# DOCUMENT EXTRACT:
--- begin ---

# Terrible Weather Report



## captmikestarrett (Apr 28, 2004)

It rained and it blew and then the temps dropped.. Hours after launching the rain finally eased up and stopped. Wind was fierce and changing directions all day. When the sun came out at the end of the tide we caught a fish or two. May have got 25 crappie today and 6 catfish. Three YP and most where too small to keep. Kept a couple of the good size ones. Tough day and now a hot cup of coffee will make the chill go away. 










Capt Mike


----------



## Big Rad (May 19, 2003)

Thanks for your reports Captain!


----------



## turboandy (May 30, 2000)

Capt. Mike, you are making me jealous. I still have another week 'til my first charter of the year.
BTW, has the economy hurt your booking any ?


----------



## captmikestarrett (Apr 28, 2004)

Right now I have maybe 6 days open till Sept..after that I have many days open.

--- end ---

# Items listed in a dataset:
--- begin ---

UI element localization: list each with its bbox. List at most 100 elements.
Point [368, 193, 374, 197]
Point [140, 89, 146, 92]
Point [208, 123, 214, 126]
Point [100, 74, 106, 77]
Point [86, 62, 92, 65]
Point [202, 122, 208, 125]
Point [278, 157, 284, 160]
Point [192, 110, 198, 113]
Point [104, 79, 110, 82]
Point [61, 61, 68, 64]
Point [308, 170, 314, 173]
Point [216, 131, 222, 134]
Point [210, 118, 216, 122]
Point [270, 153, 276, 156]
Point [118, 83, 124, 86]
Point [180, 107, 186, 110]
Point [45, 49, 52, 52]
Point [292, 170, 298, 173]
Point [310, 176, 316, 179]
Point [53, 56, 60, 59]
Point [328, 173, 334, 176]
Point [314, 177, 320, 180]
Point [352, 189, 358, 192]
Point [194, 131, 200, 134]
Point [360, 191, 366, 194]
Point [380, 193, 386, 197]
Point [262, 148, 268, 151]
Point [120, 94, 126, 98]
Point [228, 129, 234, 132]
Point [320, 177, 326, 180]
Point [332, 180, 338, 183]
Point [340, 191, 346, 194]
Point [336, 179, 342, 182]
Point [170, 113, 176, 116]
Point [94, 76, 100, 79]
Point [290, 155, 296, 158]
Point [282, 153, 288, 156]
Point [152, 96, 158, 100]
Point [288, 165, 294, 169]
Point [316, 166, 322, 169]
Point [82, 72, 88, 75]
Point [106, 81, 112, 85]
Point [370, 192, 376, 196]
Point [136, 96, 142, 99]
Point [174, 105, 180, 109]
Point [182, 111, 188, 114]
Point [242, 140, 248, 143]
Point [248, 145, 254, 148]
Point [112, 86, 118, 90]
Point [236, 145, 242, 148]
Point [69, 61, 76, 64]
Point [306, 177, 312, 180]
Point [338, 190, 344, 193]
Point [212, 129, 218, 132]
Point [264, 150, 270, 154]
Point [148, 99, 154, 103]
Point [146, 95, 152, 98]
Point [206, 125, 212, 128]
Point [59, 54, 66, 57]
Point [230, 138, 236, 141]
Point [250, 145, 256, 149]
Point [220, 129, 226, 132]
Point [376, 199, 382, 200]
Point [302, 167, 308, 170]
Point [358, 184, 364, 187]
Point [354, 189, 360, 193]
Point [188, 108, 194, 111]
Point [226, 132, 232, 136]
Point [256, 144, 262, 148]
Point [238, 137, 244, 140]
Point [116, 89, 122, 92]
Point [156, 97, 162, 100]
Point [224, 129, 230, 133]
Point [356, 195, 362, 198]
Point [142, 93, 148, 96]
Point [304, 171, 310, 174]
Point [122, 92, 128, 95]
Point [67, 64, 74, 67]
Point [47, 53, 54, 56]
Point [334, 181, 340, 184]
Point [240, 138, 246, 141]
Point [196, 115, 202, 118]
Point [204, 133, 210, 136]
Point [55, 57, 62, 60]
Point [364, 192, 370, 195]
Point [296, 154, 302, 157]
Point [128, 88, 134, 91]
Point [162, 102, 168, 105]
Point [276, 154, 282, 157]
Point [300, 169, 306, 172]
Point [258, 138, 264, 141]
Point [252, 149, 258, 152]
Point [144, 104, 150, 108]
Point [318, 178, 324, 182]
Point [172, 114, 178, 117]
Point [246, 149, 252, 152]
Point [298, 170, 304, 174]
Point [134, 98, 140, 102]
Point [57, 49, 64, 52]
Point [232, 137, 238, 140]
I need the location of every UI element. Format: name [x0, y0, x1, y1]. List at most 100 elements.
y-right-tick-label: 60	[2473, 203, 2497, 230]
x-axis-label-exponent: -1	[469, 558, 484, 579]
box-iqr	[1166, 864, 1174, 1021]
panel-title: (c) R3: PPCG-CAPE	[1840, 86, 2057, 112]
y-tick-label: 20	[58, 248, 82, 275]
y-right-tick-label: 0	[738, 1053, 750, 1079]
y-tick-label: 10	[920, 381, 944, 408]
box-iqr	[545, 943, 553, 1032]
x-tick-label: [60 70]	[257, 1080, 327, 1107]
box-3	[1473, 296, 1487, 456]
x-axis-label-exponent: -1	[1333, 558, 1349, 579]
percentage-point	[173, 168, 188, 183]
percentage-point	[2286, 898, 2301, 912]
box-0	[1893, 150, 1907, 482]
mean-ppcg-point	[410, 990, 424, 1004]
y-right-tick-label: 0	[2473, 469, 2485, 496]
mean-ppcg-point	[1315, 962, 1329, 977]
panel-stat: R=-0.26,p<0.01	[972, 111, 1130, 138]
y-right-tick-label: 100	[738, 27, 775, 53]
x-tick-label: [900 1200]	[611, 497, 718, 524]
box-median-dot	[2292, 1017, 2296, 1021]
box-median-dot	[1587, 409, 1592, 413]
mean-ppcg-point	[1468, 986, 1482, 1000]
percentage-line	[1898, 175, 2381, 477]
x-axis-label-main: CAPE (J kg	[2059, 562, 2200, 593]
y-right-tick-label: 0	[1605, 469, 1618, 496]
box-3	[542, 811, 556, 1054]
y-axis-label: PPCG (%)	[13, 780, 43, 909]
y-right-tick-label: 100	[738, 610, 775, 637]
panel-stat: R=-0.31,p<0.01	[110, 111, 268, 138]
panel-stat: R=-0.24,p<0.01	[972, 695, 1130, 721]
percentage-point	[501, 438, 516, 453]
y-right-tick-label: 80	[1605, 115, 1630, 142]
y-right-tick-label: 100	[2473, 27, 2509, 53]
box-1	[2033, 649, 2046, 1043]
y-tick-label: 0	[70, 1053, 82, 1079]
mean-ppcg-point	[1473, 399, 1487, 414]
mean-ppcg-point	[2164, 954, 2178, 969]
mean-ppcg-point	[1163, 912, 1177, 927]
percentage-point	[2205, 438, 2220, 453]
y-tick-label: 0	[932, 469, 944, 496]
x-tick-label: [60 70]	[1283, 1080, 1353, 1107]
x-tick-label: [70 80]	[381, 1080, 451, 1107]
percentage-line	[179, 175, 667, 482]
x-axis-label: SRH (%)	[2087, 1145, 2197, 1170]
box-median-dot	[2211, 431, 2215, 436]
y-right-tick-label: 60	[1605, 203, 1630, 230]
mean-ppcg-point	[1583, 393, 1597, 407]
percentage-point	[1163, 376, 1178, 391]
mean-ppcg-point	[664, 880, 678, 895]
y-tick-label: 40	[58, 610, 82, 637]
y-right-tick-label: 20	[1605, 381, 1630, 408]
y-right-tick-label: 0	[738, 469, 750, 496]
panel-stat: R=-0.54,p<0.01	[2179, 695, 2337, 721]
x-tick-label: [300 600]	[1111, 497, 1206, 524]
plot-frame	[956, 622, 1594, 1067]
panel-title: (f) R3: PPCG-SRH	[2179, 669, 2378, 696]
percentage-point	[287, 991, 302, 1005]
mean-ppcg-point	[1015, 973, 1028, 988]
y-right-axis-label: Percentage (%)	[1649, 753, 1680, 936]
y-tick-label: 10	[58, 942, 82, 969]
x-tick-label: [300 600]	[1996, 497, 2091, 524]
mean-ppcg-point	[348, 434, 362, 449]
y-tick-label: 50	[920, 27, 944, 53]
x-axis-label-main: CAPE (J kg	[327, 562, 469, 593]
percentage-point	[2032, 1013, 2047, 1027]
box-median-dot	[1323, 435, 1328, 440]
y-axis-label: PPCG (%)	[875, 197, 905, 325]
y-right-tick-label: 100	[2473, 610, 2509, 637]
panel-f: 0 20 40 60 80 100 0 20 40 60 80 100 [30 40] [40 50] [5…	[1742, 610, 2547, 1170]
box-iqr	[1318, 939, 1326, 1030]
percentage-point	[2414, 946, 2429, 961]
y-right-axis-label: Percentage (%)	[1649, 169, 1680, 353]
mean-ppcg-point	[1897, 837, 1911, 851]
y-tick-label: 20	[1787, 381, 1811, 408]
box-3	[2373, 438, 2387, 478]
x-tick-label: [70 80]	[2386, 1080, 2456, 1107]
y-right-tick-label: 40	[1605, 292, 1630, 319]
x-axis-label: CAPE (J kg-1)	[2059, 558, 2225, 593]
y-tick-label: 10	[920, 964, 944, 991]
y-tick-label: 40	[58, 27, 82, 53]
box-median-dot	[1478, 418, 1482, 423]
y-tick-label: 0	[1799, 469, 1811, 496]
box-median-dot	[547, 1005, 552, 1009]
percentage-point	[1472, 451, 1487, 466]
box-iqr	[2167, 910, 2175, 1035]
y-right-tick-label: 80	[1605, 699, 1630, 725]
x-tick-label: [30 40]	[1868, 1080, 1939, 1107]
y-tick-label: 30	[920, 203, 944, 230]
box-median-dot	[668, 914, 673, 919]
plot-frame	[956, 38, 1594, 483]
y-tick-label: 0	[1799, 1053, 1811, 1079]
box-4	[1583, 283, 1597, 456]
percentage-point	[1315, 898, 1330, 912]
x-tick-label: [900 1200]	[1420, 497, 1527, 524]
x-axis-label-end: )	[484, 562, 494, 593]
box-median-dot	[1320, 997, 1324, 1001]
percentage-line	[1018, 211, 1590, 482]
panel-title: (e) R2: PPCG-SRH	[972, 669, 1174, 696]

--- end ---

# TASKS TO COMPLETE:
#1 Output the records from their first line up to and including the line with "Point [146, 95, 152, 98]", with every line exactly as it appears.
#2 Write the next part of the forum thread about the rainy, windy fishing day, starting right after its last post.
The thread and the records were taken from separate sources.

# IN RESPONSE:
#1
UI element localization: list each with its bbox. List at most 100 elements.
Point [368, 193, 374, 197]
Point [140, 89, 146, 92]
Point [208, 123, 214, 126]
Point [100, 74, 106, 77]
Point [86, 62, 92, 65]
Point [202, 122, 208, 125]
Point [278, 157, 284, 160]
Point [192, 110, 198, 113]
Point [104, 79, 110, 82]
Point [61, 61, 68, 64]
Point [308, 170, 314, 173]
Point [216, 131, 222, 134]
Point [210, 118, 216, 122]
Point [270, 153, 276, 156]
Point [118, 83, 124, 86]
Point [180, 107, 186, 110]
Point [45, 49, 52, 52]
Point [292, 170, 298, 173]
Point [310, 176, 316, 179]
Point [53, 56, 60, 59]
Point [328, 173, 334, 176]
Point [314, 177, 320, 180]
Point [352, 189, 358, 192]
Point [194, 131, 200, 134]
Point [360, 191, 366, 194]
Point [380, 193, 386, 197]
Point [262, 148, 268, 151]
Point [120, 94, 126, 98]
Point [228, 129, 234, 132]
Point [320, 177, 326, 180]
Point [332, 180, 338, 183]
Point [340, 191, 346, 194]
Point [336, 179, 342, 182]
Point [170, 113, 176, 116]
Point [94, 76, 100, 79]
Point [290, 155, 296, 158]
Point [282, 153, 288, 156]
Point [152, 96, 158, 100]
Point [288, 165, 294, 169]
Point [316, 166, 322, 169]
Point [82, 72, 88, 75]
Point [106, 81, 112, 85]
Point [370, 192, 376, 196]
Point [136, 96, 142, 99]
Point [174, 105, 180, 109]
Point [182, 111, 188, 114]
Point [242, 140, 248, 143]
Point [248, 145, 254, 148]
Point [112, 86, 118, 90]
Point [236, 145, 242, 148]
Point [69, 61, 76, 64]
Point [306, 177, 312, 180]
Point [338, 190, 344, 193]
Point [212, 129, 218, 132]
Point [264, 150, 270, 154]
Point [148, 99, 154, 103]
Point [146, 95, 152, 98]

#2
No the economy issues have not affected me. I find three things that people still spend money on is entertanment/ services/ and booze. If I owned a liquor store I would have all three..

Capt Mike


----------



## turboandy (May 30, 2000)

captmikestarrett said:


> Right now I have maybe 6 days open till Sept..after that I have many days open.
> 
> No the economy issues have not affected me. I find three things that people still spend money on is entertanment/ services/ and booze. If I owned a liquor store I would have all three..
> 
> Capt Mike


Damn, I could retire if I had a book like yours !


----------



## RuddeDogg (Mar 20, 2004)

Nice work.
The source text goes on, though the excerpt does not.